**What you are asked to do:**
Locate the word "רחוב" in the data below, then copy every line that holds it.
# Start of Data to use
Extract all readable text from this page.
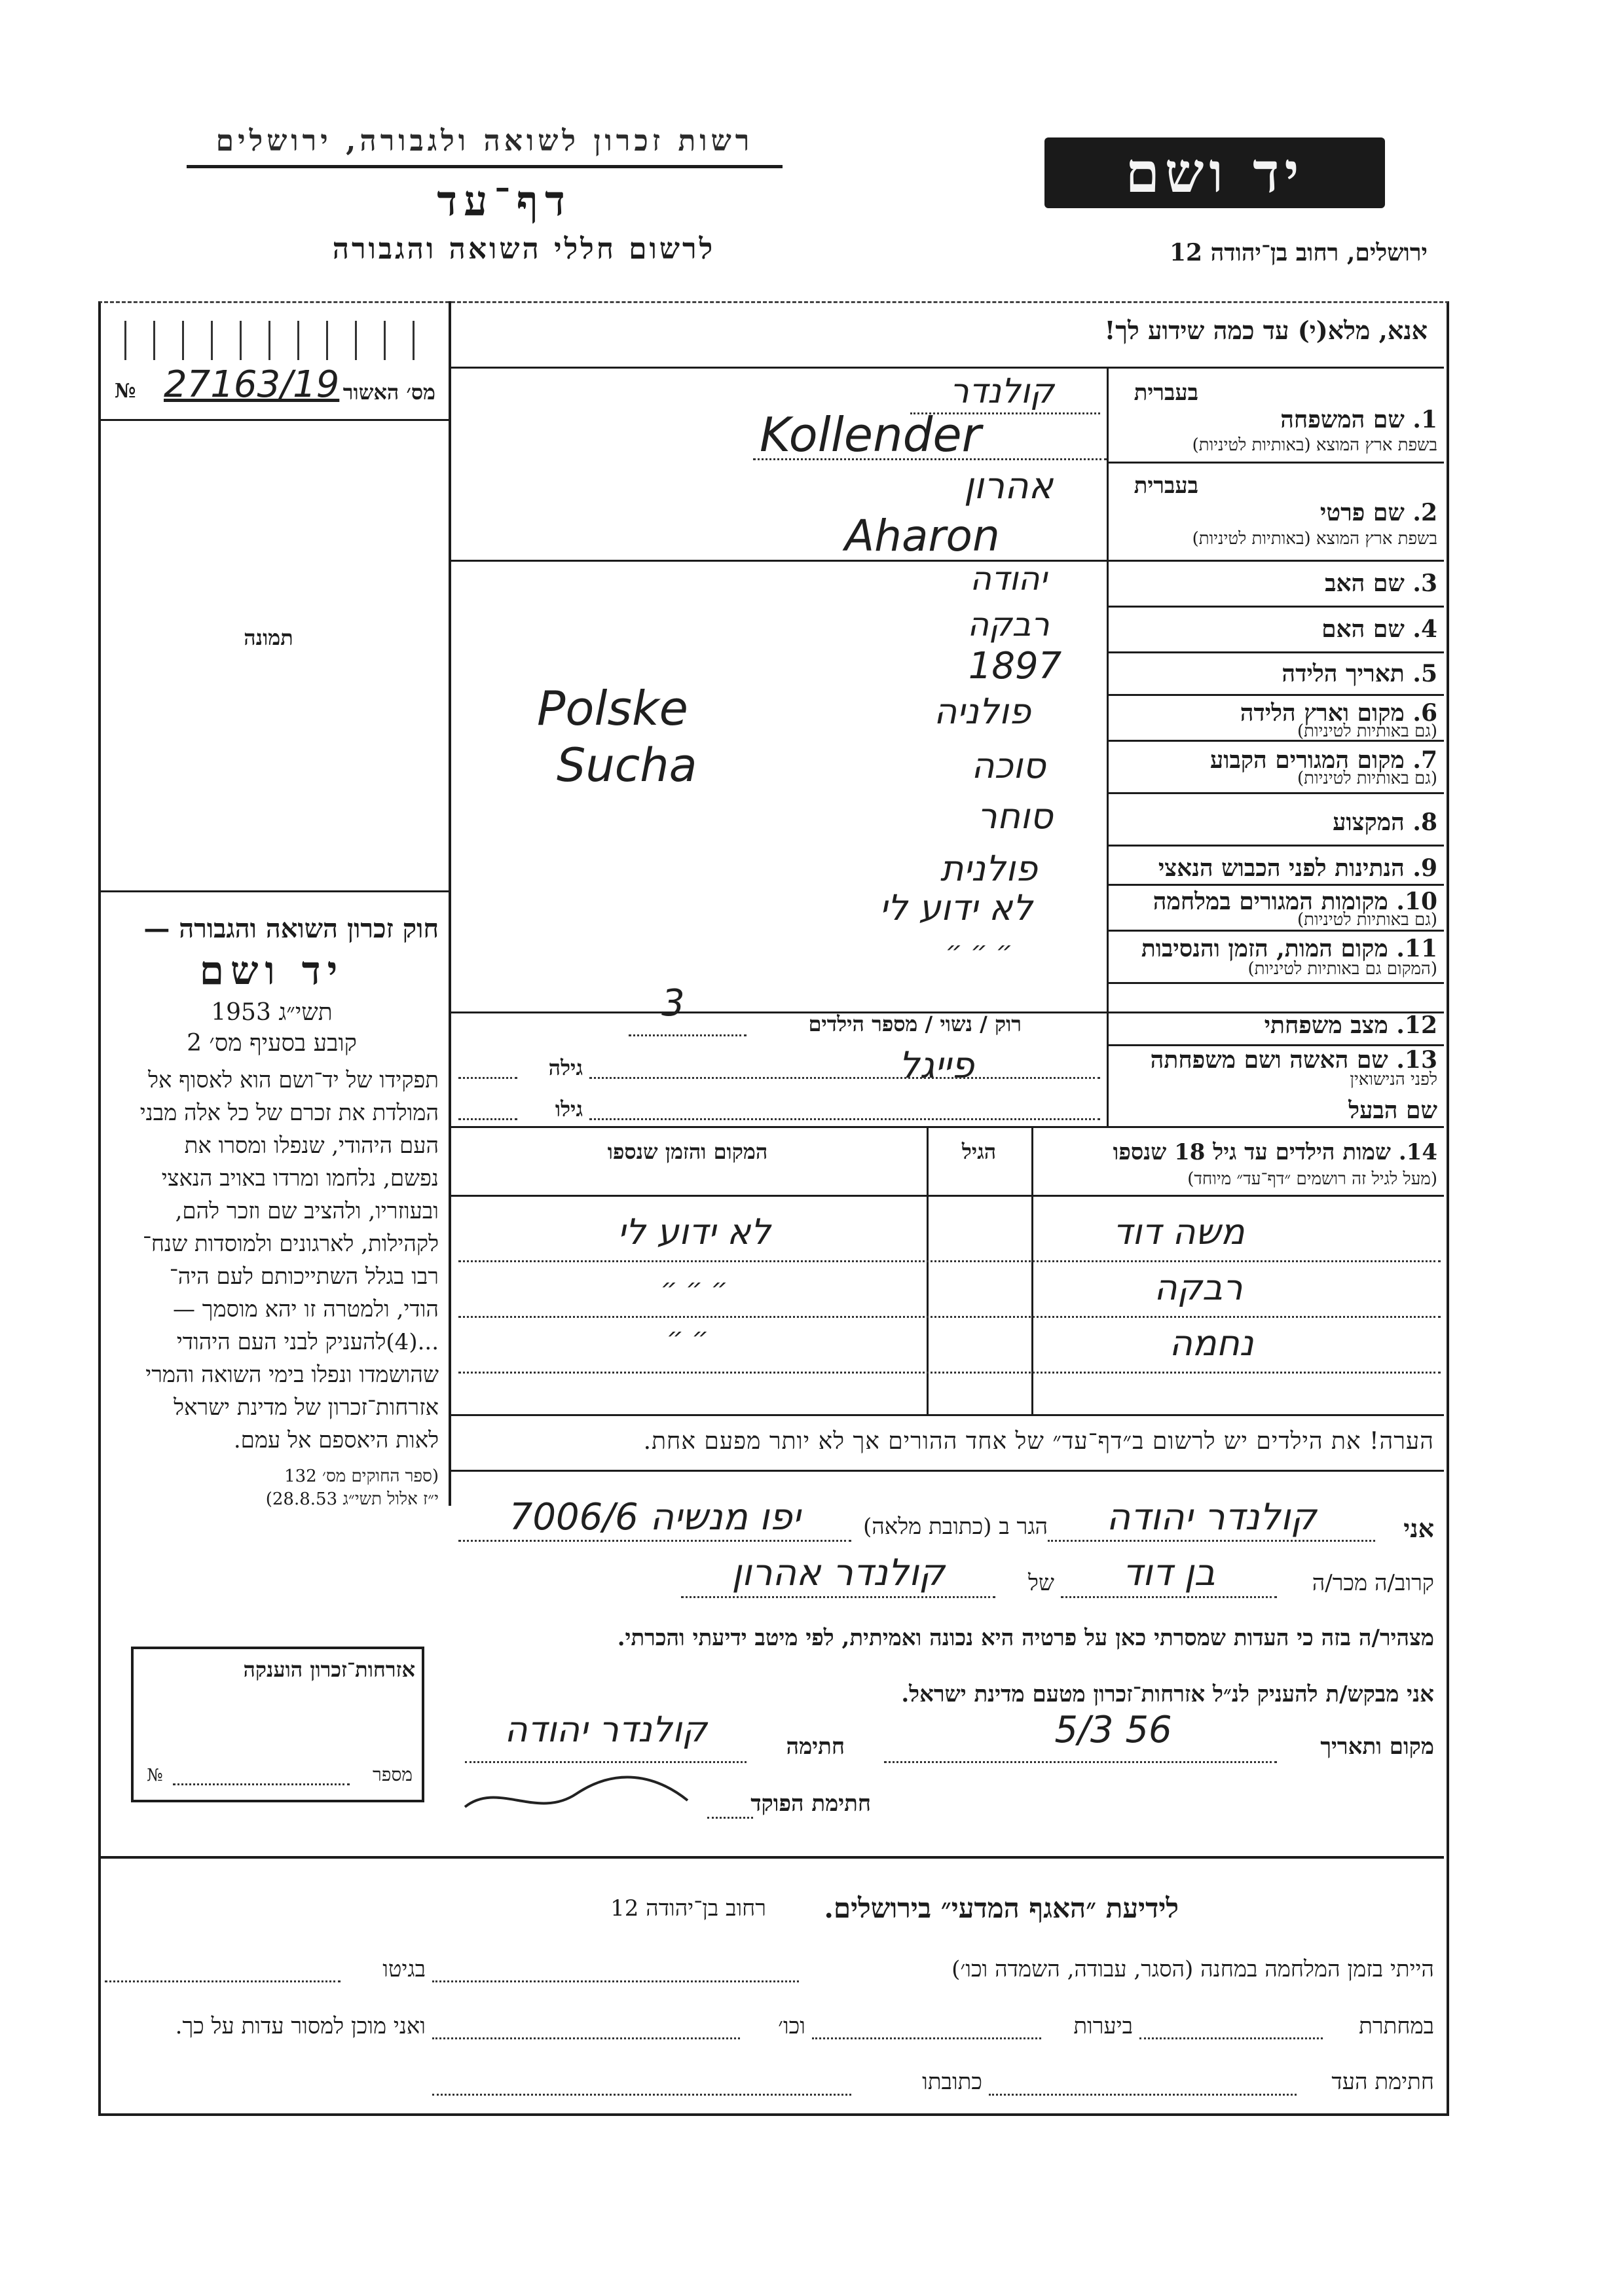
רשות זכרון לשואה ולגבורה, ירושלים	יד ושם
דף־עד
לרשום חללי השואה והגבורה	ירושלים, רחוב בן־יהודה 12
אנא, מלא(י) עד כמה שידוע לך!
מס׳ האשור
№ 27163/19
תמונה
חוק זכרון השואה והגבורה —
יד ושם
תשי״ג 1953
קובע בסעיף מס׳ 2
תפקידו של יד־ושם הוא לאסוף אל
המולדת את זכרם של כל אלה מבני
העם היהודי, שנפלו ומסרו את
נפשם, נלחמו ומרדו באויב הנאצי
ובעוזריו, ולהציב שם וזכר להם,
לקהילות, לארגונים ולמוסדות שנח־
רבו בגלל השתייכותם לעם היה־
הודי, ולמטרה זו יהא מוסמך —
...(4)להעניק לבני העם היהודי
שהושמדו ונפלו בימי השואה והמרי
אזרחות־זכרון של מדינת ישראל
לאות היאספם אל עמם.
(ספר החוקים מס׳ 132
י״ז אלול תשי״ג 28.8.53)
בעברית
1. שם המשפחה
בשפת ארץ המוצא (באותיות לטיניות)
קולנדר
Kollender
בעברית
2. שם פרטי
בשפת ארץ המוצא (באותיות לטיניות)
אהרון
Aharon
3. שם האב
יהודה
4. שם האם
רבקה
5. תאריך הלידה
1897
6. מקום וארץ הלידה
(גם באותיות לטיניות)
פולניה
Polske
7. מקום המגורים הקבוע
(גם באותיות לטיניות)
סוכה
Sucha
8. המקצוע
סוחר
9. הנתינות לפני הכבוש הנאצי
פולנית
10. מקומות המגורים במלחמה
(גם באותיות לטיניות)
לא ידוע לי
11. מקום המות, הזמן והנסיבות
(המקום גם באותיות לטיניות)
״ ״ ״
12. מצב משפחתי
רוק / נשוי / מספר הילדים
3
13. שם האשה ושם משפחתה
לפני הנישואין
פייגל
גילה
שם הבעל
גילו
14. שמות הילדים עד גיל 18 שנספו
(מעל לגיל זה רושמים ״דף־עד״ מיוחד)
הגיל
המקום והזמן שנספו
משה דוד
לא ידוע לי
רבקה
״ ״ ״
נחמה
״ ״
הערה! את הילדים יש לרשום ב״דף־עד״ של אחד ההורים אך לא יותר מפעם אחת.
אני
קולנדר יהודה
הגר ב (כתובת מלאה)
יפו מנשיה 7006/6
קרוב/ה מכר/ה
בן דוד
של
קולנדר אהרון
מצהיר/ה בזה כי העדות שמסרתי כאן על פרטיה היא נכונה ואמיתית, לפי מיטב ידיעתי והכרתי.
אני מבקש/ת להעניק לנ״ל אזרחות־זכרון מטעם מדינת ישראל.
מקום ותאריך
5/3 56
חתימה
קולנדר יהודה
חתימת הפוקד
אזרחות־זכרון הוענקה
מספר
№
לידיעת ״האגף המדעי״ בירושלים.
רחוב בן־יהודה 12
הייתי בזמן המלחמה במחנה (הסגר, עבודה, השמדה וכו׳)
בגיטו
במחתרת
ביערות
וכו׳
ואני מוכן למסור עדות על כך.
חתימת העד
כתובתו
# End of Data to use
**Complete response:**
לרשום חללי השואה והגבורה	ירושלים, רחוב בן־יהודה 12
רחוב בן־יהודה 12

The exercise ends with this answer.